■ Supplied information
┄┄┄┄┄┄
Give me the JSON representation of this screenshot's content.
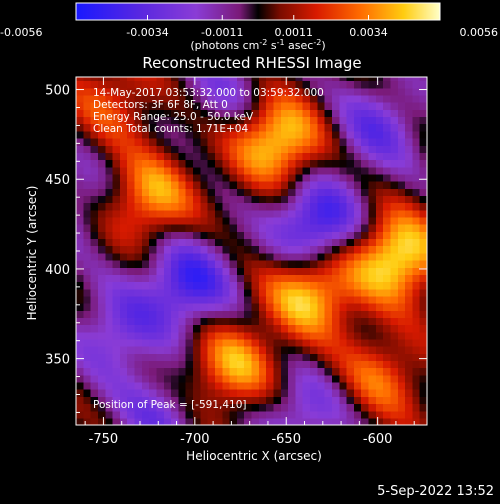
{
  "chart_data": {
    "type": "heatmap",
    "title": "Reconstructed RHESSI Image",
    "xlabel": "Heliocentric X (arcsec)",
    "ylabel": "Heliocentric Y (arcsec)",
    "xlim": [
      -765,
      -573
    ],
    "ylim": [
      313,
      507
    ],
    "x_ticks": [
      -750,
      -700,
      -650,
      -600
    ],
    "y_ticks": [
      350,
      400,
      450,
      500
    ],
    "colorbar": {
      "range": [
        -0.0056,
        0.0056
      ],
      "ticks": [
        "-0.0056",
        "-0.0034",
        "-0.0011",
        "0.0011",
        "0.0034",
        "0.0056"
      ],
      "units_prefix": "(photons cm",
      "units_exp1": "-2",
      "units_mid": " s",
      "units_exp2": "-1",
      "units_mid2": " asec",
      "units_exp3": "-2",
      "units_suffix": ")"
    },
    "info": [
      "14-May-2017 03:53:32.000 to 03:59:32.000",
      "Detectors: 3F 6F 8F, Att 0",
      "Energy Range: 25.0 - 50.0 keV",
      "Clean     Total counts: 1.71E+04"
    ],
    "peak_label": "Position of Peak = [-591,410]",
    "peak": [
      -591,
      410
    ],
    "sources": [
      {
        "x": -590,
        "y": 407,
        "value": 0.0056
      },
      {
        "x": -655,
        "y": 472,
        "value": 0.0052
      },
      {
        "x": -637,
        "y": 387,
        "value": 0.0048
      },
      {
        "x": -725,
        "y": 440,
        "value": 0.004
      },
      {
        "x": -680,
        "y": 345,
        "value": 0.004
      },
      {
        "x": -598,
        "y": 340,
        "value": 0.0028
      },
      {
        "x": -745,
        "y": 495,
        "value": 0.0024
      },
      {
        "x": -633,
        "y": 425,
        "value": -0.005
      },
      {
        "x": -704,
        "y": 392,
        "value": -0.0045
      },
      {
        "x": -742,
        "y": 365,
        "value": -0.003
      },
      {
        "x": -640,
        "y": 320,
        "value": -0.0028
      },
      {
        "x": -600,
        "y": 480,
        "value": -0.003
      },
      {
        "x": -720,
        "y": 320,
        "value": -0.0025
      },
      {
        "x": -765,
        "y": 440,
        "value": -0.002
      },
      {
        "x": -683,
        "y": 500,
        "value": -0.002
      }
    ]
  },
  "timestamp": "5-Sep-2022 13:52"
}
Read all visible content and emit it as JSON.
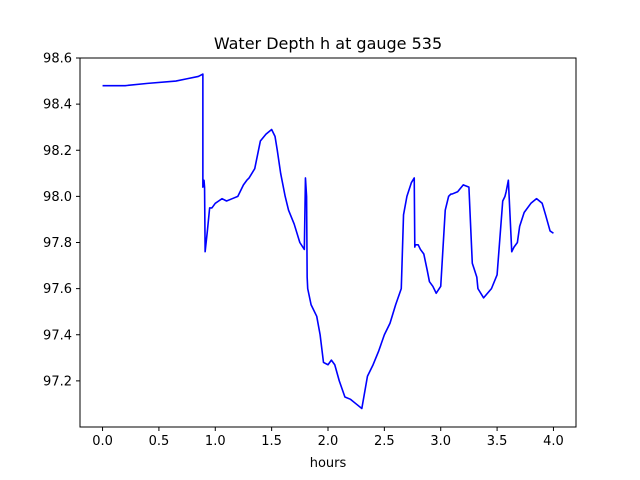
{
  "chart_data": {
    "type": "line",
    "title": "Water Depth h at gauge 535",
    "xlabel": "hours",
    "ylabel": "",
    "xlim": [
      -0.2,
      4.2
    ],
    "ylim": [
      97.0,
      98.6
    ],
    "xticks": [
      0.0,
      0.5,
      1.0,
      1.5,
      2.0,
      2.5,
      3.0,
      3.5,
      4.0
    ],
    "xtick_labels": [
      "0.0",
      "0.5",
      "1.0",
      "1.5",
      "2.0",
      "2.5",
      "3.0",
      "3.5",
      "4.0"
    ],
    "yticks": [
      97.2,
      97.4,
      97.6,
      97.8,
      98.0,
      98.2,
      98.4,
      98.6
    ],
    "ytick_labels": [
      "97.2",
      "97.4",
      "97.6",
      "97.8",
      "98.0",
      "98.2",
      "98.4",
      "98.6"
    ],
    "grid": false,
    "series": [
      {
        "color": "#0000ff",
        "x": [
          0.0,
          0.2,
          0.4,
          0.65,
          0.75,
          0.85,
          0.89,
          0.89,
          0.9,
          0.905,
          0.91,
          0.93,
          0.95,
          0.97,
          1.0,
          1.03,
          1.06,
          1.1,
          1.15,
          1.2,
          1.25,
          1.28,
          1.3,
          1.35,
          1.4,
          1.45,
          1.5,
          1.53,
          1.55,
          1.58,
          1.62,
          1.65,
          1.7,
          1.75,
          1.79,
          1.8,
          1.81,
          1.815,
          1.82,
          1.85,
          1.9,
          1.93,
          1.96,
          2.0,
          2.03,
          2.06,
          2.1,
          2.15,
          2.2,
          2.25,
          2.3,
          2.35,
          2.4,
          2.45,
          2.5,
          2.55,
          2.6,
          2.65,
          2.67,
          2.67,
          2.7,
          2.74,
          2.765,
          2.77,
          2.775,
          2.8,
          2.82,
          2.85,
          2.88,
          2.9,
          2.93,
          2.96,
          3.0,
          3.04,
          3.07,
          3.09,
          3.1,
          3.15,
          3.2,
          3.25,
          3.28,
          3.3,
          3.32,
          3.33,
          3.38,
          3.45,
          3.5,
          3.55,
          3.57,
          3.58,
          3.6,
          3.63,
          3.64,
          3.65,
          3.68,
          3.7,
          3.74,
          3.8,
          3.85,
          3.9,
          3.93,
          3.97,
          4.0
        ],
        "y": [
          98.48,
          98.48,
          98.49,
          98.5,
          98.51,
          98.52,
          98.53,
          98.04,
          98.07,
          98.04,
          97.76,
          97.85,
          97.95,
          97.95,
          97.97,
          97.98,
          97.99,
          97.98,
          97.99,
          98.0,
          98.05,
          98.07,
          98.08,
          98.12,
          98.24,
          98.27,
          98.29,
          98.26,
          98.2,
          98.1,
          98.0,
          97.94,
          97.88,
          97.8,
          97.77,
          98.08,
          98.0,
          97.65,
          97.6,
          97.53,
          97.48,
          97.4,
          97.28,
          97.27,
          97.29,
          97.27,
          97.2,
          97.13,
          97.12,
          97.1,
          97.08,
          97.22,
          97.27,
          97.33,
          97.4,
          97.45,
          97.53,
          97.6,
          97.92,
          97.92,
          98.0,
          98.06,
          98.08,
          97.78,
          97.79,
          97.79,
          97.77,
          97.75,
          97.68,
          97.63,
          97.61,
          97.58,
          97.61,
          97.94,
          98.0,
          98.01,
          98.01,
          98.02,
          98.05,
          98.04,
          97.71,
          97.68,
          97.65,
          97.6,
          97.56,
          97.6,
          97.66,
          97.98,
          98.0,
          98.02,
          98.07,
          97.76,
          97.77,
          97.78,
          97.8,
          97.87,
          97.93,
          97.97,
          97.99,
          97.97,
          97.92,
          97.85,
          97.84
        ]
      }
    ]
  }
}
┄┄┄┄┄┄
■ Stated task
Look through the material and copy each line that has "content".

■ Full solution
Give me the JSON representation of this screenshot's content.
Read all visible content and emit it as JSON.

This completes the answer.